**BRIEF 1**.
In the passage on data mining in education, condense the paragraph beginning "One may argue that" into a shorter version that keeps its main facts.

**TEXT PASSAGE**.
'''
Data mining is widely used in business context but its applications in Management institutions is very much limited. This is the main motivation for present study.

Data mining in education has been attracting recent attention. The concept is relatively recent but number of studies by researchers is going on. The concept is promising but still streamlining is required by relevance of proof and stereotypical analysis. Interesting findings in educational domain include Luan (2002), Petrides and Lisa (2004), Luan (2001), Tsantis and John (2001), Mostow (2004), Merceron and Kalina (2005), SPSS (2005), WEKA (2003), XLMiner (2005) and IlliMine (2006) are available. But these do not address the needs and purpose of management institutions. There are tools (Zaiane, 2001; Merceron and Kalina, 2005) dedicated at finding pedagogically relevant information in student work like TADA-Ed (Tool for Advanced Data Analysis in Education).

One may argue that when statistical analysis is already performed on such educational data, what is the need for data mining. Statistical inference is assumption driven in the sense that a hypothesis is formed and tested against data. Data mining, in contrast is discovery driven. That is, the hypothesis is automatically extracted from the given data. The other reason is that data mining techniques tend to be more robust to both messier real world data and also used by less expert users. The data mining process is very efficient when there are large records for analysis. Delmater and Handcock (2001) expressed that the science underlying predictive modeling is a mixture of mathematics, computer science and domain expertise. Luan (2001) has produced a high level view of the comparable features among data mining, statistics and data warehouse based on analytical processing.
'''
**BRIEF 2**.
In the records, update the lines between the line holding "Where is each" and the line holding "earth-graphic <box>14 330 774 506</box>", inclusive, by replacing "screenshot" with "image" and leaving everything else unchanged. Give only those lines, and leave the pictures out.

**RECORD LIST**.
'''
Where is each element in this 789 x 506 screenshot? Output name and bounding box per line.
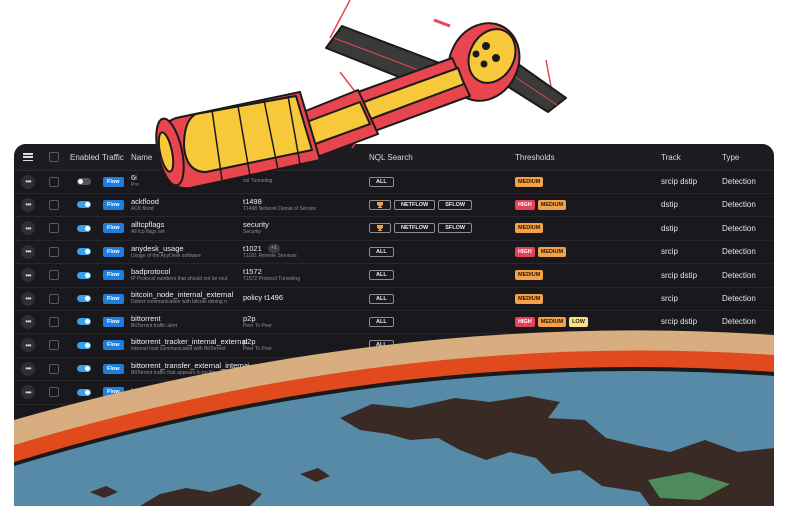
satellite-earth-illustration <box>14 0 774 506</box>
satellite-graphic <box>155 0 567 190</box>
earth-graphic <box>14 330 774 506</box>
'''
'''
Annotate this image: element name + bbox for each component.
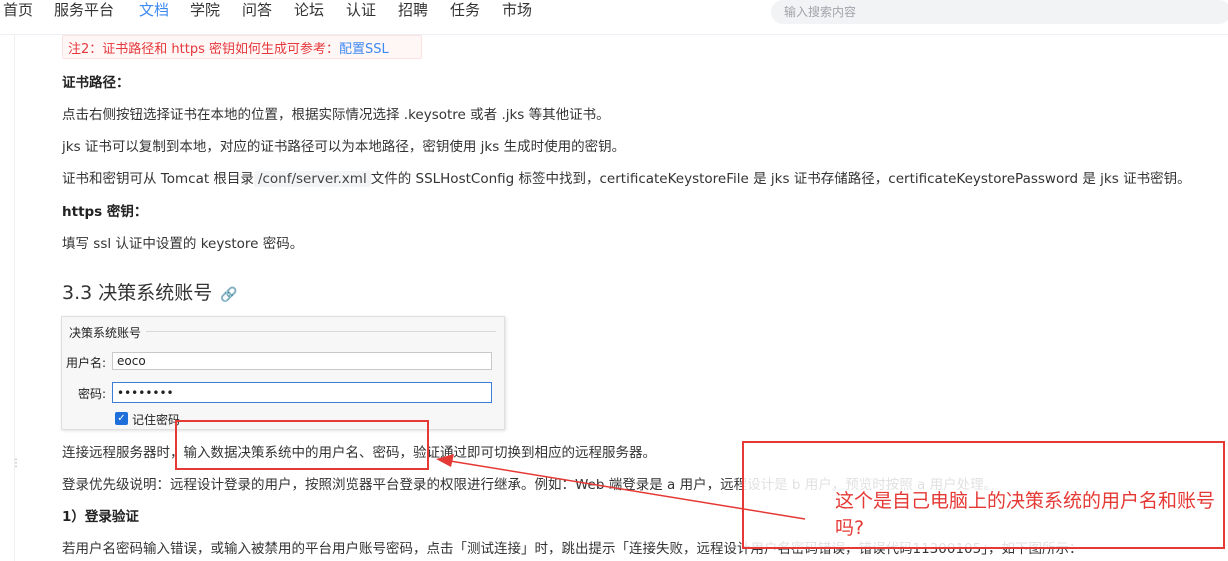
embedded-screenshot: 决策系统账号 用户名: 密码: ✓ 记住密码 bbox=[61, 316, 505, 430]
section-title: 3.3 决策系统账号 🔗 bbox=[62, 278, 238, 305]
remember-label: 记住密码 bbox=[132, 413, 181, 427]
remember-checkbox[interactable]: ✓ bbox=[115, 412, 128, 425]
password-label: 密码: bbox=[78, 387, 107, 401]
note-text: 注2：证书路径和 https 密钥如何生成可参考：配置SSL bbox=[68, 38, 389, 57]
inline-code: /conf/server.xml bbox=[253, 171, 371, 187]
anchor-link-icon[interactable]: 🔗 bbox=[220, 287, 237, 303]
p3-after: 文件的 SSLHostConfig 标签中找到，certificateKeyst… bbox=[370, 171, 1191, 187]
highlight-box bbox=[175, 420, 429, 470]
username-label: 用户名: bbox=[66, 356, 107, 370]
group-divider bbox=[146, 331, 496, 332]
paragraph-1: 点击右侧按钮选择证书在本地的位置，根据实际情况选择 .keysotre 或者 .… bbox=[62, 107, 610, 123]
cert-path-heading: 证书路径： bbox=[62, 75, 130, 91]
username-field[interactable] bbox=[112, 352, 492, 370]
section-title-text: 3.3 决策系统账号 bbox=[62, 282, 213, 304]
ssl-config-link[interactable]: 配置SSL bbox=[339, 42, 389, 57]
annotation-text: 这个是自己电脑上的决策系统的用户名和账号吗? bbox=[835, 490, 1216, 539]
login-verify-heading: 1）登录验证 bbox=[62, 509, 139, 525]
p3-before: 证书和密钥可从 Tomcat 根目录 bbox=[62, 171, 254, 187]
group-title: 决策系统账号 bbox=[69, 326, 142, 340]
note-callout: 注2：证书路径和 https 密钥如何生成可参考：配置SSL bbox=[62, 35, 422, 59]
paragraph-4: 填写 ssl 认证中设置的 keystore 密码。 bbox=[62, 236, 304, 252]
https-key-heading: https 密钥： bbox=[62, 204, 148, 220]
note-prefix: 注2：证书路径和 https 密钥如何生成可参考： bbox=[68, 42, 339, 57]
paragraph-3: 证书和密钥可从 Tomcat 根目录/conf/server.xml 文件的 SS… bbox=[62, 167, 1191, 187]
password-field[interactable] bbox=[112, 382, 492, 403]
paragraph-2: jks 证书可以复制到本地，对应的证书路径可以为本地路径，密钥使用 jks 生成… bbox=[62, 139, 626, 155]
'''
**EXERCISE RESPONSE 1**.
If statistical analysis is already applied to educational data, data mining may seem unnecessary. However, statistical inference is assumption driven: a hypothesis is formed and then tested against data. Data mining is discovery driven: the hypothesis is extracted automatically from the data. Data mining techniques also tend to be more robust to messy real-world data and can be used by less expert users. The process is very efficient when there are large records for analysis. Delmater and Handcock (2001) described predictive modeling as a mixture of mathematics, computer science and domain expertise. Luan (2001) produced a high-level view of the comparable features of data mining, statistics and data warehouse based on analytical processing.

**EXERCISE RESPONSE 2**.
Where is each element in this 789 x 506 image? Output name and bounding box per line.
satellite-earth-illustration <box>14 0 774 506</box>
satellite-graphic <box>155 0 567 190</box>
earth-graphic <box>14 330 774 506</box>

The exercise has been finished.